(Instructions for the task): Omit images. Retype all entries verbatim.

Recorded data:
○ ○ ○

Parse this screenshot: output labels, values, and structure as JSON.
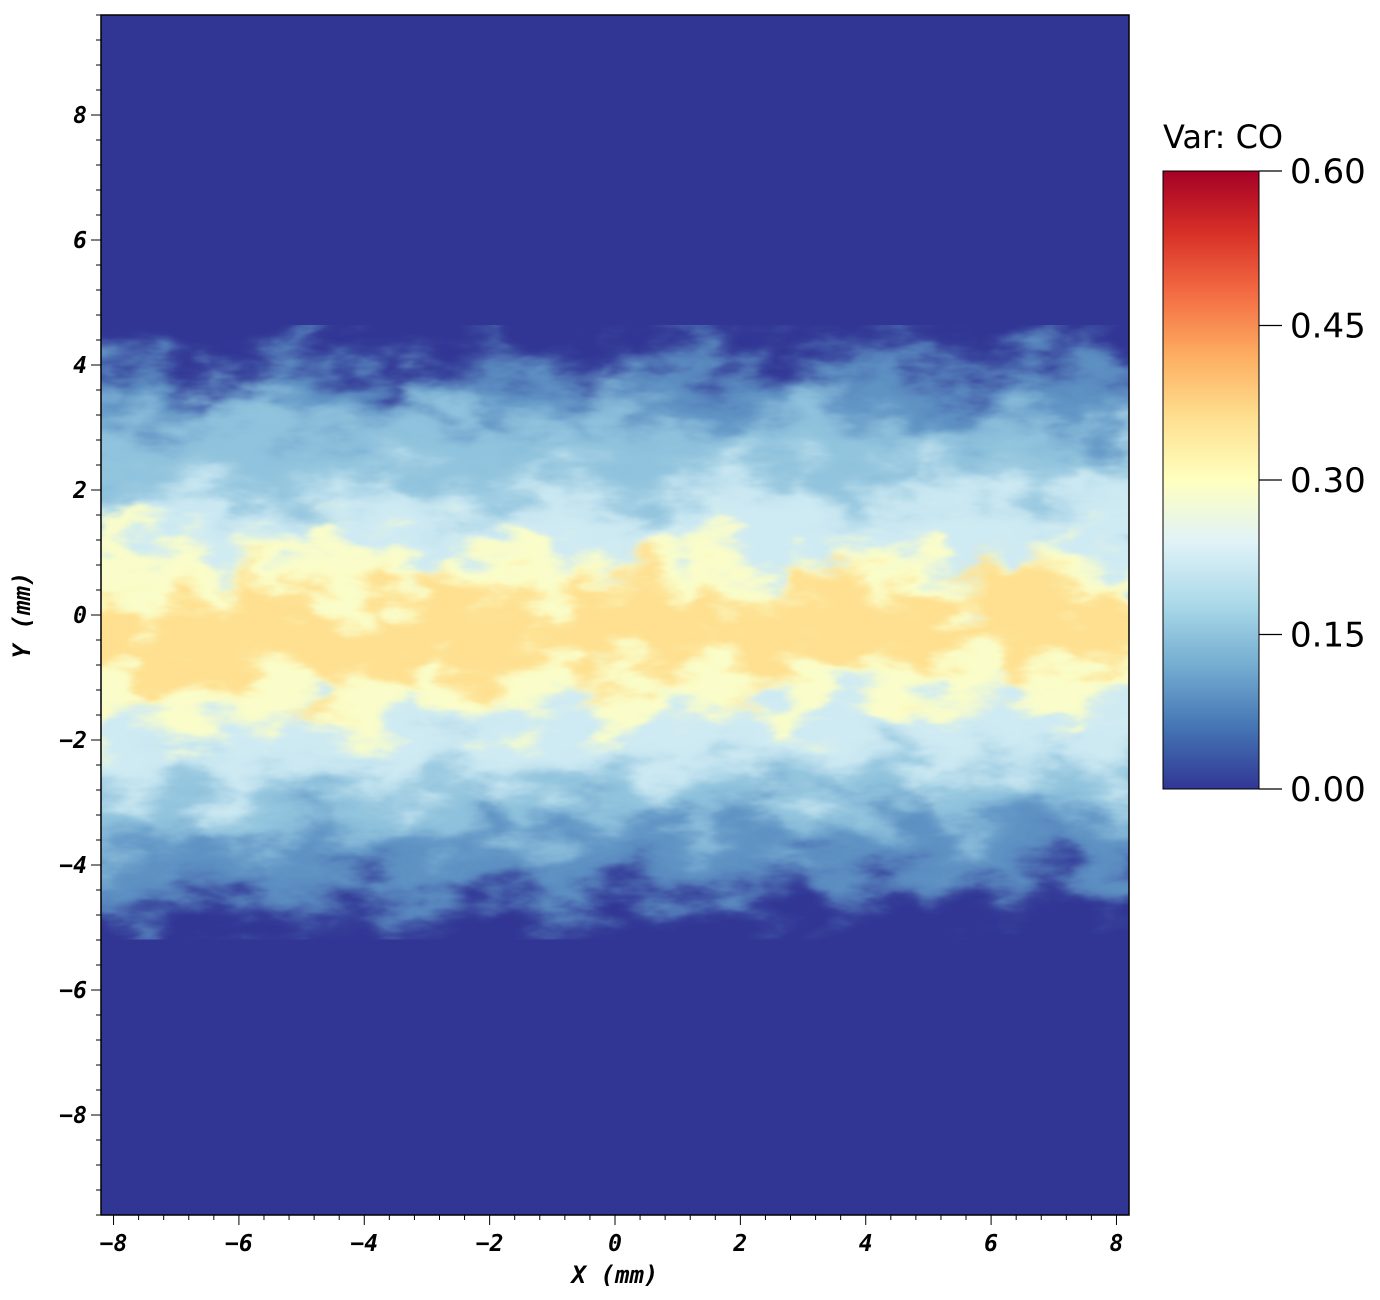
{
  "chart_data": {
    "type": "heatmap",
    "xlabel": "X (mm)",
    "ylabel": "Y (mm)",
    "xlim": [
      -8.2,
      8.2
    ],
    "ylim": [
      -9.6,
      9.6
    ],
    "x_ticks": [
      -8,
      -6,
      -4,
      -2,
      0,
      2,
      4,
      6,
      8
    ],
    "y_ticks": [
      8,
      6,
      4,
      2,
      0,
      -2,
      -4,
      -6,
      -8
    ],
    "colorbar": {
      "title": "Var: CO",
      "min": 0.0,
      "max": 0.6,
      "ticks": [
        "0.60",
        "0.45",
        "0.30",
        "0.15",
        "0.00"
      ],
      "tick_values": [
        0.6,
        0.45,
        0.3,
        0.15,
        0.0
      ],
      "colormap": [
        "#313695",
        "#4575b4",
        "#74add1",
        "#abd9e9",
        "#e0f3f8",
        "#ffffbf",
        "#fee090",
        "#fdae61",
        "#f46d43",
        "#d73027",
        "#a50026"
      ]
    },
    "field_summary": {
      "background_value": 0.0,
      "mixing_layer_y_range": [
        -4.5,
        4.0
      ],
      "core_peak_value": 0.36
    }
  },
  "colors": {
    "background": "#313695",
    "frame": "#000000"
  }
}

○ ○ ○

(Final result):
Parse this screenshot: output labels, values, and structure as JSON.
{
  "chart_data": {
    "type": "heatmap",
    "xlabel": "X (mm)",
    "ylabel": "Y (mm)",
    "xlim": [
      -8.2,
      8.2
    ],
    "ylim": [
      -9.6,
      9.6
    ],
    "x_ticks": [
      -8,
      -6,
      -4,
      -2,
      0,
      2,
      4,
      6,
      8
    ],
    "y_ticks": [
      8,
      6,
      4,
      2,
      0,
      -2,
      -4,
      -6,
      -8
    ],
    "colorbar": {
      "title": "Var: CO",
      "min": 0.0,
      "max": 0.6,
      "ticks": [
        "0.60",
        "0.45",
        "0.30",
        "0.15",
        "0.00"
      ],
      "tick_values": [
        0.6,
        0.45,
        0.3,
        0.15,
        0.0
      ],
      "colormap": [
        "#313695",
        "#4575b4",
        "#74add1",
        "#abd9e9",
        "#e0f3f8",
        "#ffffbf",
        "#fee090",
        "#fdae61",
        "#f46d43",
        "#d73027",
        "#a50026"
      ]
    },
    "field_summary": {
      "background_value": 0.0,
      "mixing_layer_y_range": [
        -4.5,
        4.0
      ],
      "core_peak_value": 0.36
    }
  },
  "colors": {
    "background": "#313695",
    "frame": "#000000"
  }
}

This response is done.